What to do:
Set each record down exactly, excluding all images.

Figure data in JSON:
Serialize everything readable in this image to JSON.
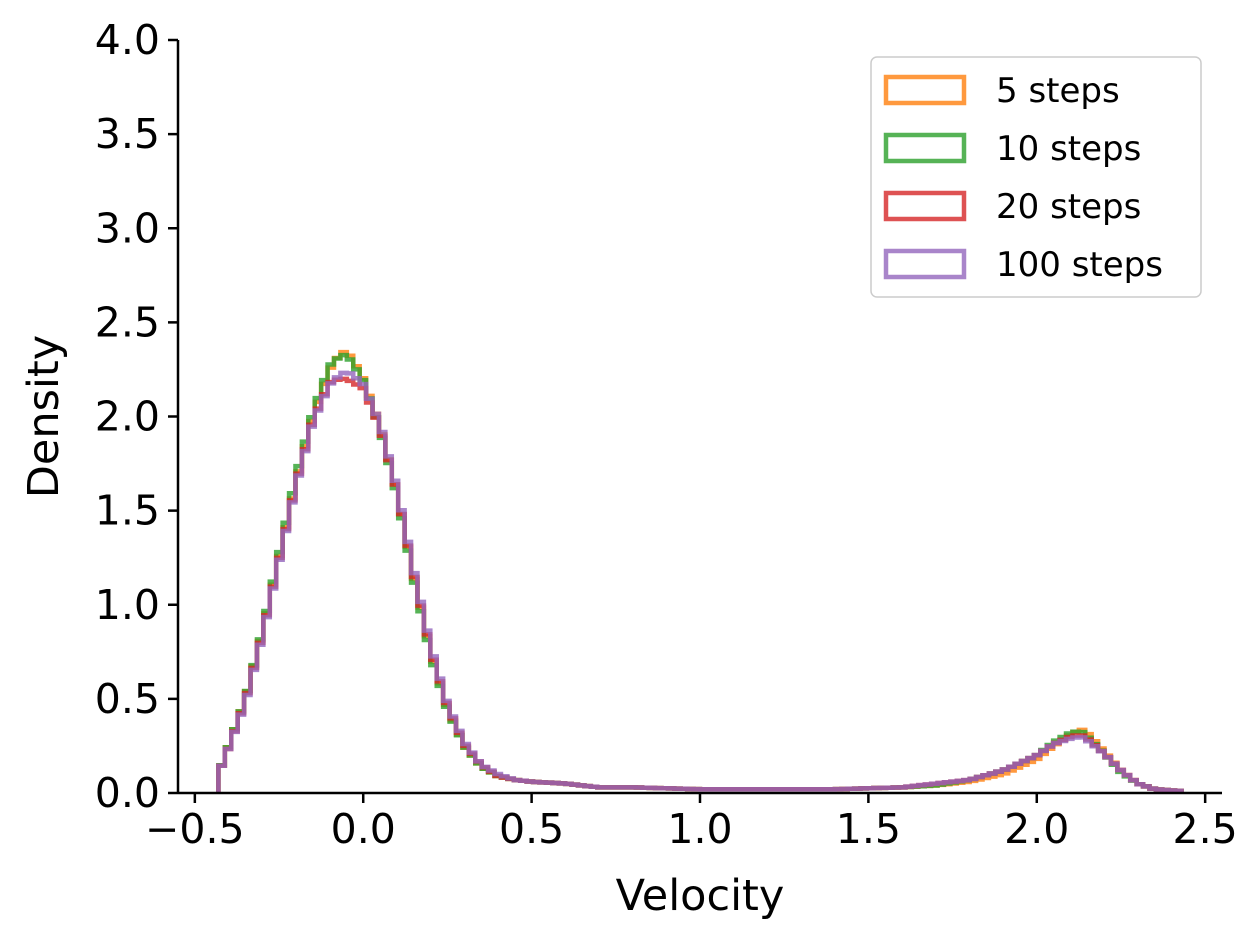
{
  "chart_data": {
    "type": "histogram-step",
    "xlabel": "Velocity",
    "ylabel": "Density",
    "xlim": [
      -0.55,
      2.55
    ],
    "ylim": [
      0.0,
      4.0
    ],
    "xticks": [
      -0.5,
      0.0,
      0.5,
      1.0,
      1.5,
      2.0,
      2.5
    ],
    "xtick_labels": [
      "−0.5",
      "0.0",
      "0.5",
      "1.0",
      "1.5",
      "2.0",
      "2.5"
    ],
    "yticks": [
      0.0,
      0.5,
      1.0,
      1.5,
      2.0,
      2.5,
      3.0,
      3.5,
      4.0
    ],
    "ytick_labels": [
      "0.0",
      "0.5",
      "1.0",
      "1.5",
      "2.0",
      "2.5",
      "3.0",
      "3.5",
      "4.0"
    ],
    "grid": false,
    "legend_position": "top-right",
    "x": [
      -0.43,
      -0.4,
      -0.35,
      -0.3,
      -0.25,
      -0.2,
      -0.15,
      -0.1,
      -0.07,
      -0.05,
      -0.03,
      0.0,
      0.05,
      0.1,
      0.15,
      0.2,
      0.25,
      0.3,
      0.35,
      0.4,
      0.45,
      0.5,
      0.6,
      0.7,
      0.8,
      1.0,
      1.2,
      1.4,
      1.6,
      1.7,
      1.8,
      1.9,
      2.0,
      2.05,
      2.1,
      2.13,
      2.15,
      2.2,
      2.25,
      2.3,
      2.35,
      2.43
    ],
    "series": [
      {
        "name": "5 steps",
        "color": "#ff7f0e",
        "values": [
          0.1,
          0.25,
          0.5,
          0.85,
          1.25,
          1.65,
          2.0,
          2.25,
          2.33,
          2.35,
          2.3,
          2.2,
          1.95,
          1.6,
          1.15,
          0.75,
          0.45,
          0.25,
          0.14,
          0.09,
          0.07,
          0.06,
          0.05,
          0.03,
          0.03,
          0.02,
          0.02,
          0.02,
          0.03,
          0.04,
          0.06,
          0.1,
          0.18,
          0.25,
          0.31,
          0.34,
          0.32,
          0.22,
          0.12,
          0.05,
          0.02,
          0.01
        ]
      },
      {
        "name": "10 steps",
        "color": "#2ca02c",
        "values": [
          0.1,
          0.25,
          0.5,
          0.86,
          1.27,
          1.68,
          2.02,
          2.27,
          2.32,
          2.33,
          2.28,
          2.19,
          1.93,
          1.58,
          1.13,
          0.73,
          0.44,
          0.25,
          0.14,
          0.09,
          0.07,
          0.06,
          0.05,
          0.03,
          0.03,
          0.02,
          0.02,
          0.02,
          0.03,
          0.04,
          0.07,
          0.12,
          0.2,
          0.27,
          0.32,
          0.33,
          0.3,
          0.21,
          0.11,
          0.05,
          0.02,
          0.01
        ]
      },
      {
        "name": "20 steps",
        "color": "#d62728",
        "values": [
          0.1,
          0.24,
          0.49,
          0.84,
          1.24,
          1.64,
          1.98,
          2.18,
          2.2,
          2.2,
          2.18,
          2.15,
          1.94,
          1.6,
          1.16,
          0.76,
          0.46,
          0.26,
          0.15,
          0.09,
          0.07,
          0.06,
          0.05,
          0.03,
          0.03,
          0.02,
          0.02,
          0.02,
          0.03,
          0.05,
          0.07,
          0.12,
          0.2,
          0.26,
          0.3,
          0.31,
          0.29,
          0.21,
          0.12,
          0.05,
          0.02,
          0.01
        ]
      },
      {
        "name": "100 steps",
        "color": "#9467bd",
        "values": [
          0.1,
          0.24,
          0.48,
          0.83,
          1.23,
          1.63,
          1.97,
          2.17,
          2.22,
          2.24,
          2.22,
          2.17,
          1.96,
          1.62,
          1.18,
          0.78,
          0.47,
          0.27,
          0.15,
          0.1,
          0.07,
          0.06,
          0.05,
          0.03,
          0.03,
          0.02,
          0.02,
          0.02,
          0.03,
          0.05,
          0.07,
          0.12,
          0.2,
          0.26,
          0.29,
          0.3,
          0.28,
          0.21,
          0.12,
          0.05,
          0.02,
          0.01
        ]
      }
    ]
  }
}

Response to the task:
Serialize everything readable in this image to JSON.
{
  "chart_data": {
    "type": "histogram-step",
    "xlabel": "Velocity",
    "ylabel": "Density",
    "xlim": [
      -0.55,
      2.55
    ],
    "ylim": [
      0.0,
      4.0
    ],
    "xticks": [
      -0.5,
      0.0,
      0.5,
      1.0,
      1.5,
      2.0,
      2.5
    ],
    "xtick_labels": [
      "−0.5",
      "0.0",
      "0.5",
      "1.0",
      "1.5",
      "2.0",
      "2.5"
    ],
    "yticks": [
      0.0,
      0.5,
      1.0,
      1.5,
      2.0,
      2.5,
      3.0,
      3.5,
      4.0
    ],
    "ytick_labels": [
      "0.0",
      "0.5",
      "1.0",
      "1.5",
      "2.0",
      "2.5",
      "3.0",
      "3.5",
      "4.0"
    ],
    "grid": false,
    "legend_position": "top-right",
    "x": [
      -0.43,
      -0.4,
      -0.35,
      -0.3,
      -0.25,
      -0.2,
      -0.15,
      -0.1,
      -0.07,
      -0.05,
      -0.03,
      0.0,
      0.05,
      0.1,
      0.15,
      0.2,
      0.25,
      0.3,
      0.35,
      0.4,
      0.45,
      0.5,
      0.6,
      0.7,
      0.8,
      1.0,
      1.2,
      1.4,
      1.6,
      1.7,
      1.8,
      1.9,
      2.0,
      2.05,
      2.1,
      2.13,
      2.15,
      2.2,
      2.25,
      2.3,
      2.35,
      2.43
    ],
    "series": [
      {
        "name": "5 steps",
        "color": "#ff7f0e",
        "values": [
          0.1,
          0.25,
          0.5,
          0.85,
          1.25,
          1.65,
          2.0,
          2.25,
          2.33,
          2.35,
          2.3,
          2.2,
          1.95,
          1.6,
          1.15,
          0.75,
          0.45,
          0.25,
          0.14,
          0.09,
          0.07,
          0.06,
          0.05,
          0.03,
          0.03,
          0.02,
          0.02,
          0.02,
          0.03,
          0.04,
          0.06,
          0.1,
          0.18,
          0.25,
          0.31,
          0.34,
          0.32,
          0.22,
          0.12,
          0.05,
          0.02,
          0.01
        ]
      },
      {
        "name": "10 steps",
        "color": "#2ca02c",
        "values": [
          0.1,
          0.25,
          0.5,
          0.86,
          1.27,
          1.68,
          2.02,
          2.27,
          2.32,
          2.33,
          2.28,
          2.19,
          1.93,
          1.58,
          1.13,
          0.73,
          0.44,
          0.25,
          0.14,
          0.09,
          0.07,
          0.06,
          0.05,
          0.03,
          0.03,
          0.02,
          0.02,
          0.02,
          0.03,
          0.04,
          0.07,
          0.12,
          0.2,
          0.27,
          0.32,
          0.33,
          0.3,
          0.21,
          0.11,
          0.05,
          0.02,
          0.01
        ]
      },
      {
        "name": "20 steps",
        "color": "#d62728",
        "values": [
          0.1,
          0.24,
          0.49,
          0.84,
          1.24,
          1.64,
          1.98,
          2.18,
          2.2,
          2.2,
          2.18,
          2.15,
          1.94,
          1.6,
          1.16,
          0.76,
          0.46,
          0.26,
          0.15,
          0.09,
          0.07,
          0.06,
          0.05,
          0.03,
          0.03,
          0.02,
          0.02,
          0.02,
          0.03,
          0.05,
          0.07,
          0.12,
          0.2,
          0.26,
          0.3,
          0.31,
          0.29,
          0.21,
          0.12,
          0.05,
          0.02,
          0.01
        ]
      },
      {
        "name": "100 steps",
        "color": "#9467bd",
        "values": [
          0.1,
          0.24,
          0.48,
          0.83,
          1.23,
          1.63,
          1.97,
          2.17,
          2.22,
          2.24,
          2.22,
          2.17,
          1.96,
          1.62,
          1.18,
          0.78,
          0.47,
          0.27,
          0.15,
          0.1,
          0.07,
          0.06,
          0.05,
          0.03,
          0.03,
          0.02,
          0.02,
          0.02,
          0.03,
          0.05,
          0.07,
          0.12,
          0.2,
          0.26,
          0.29,
          0.3,
          0.28,
          0.21,
          0.12,
          0.05,
          0.02,
          0.01
        ]
      }
    ]
  }
}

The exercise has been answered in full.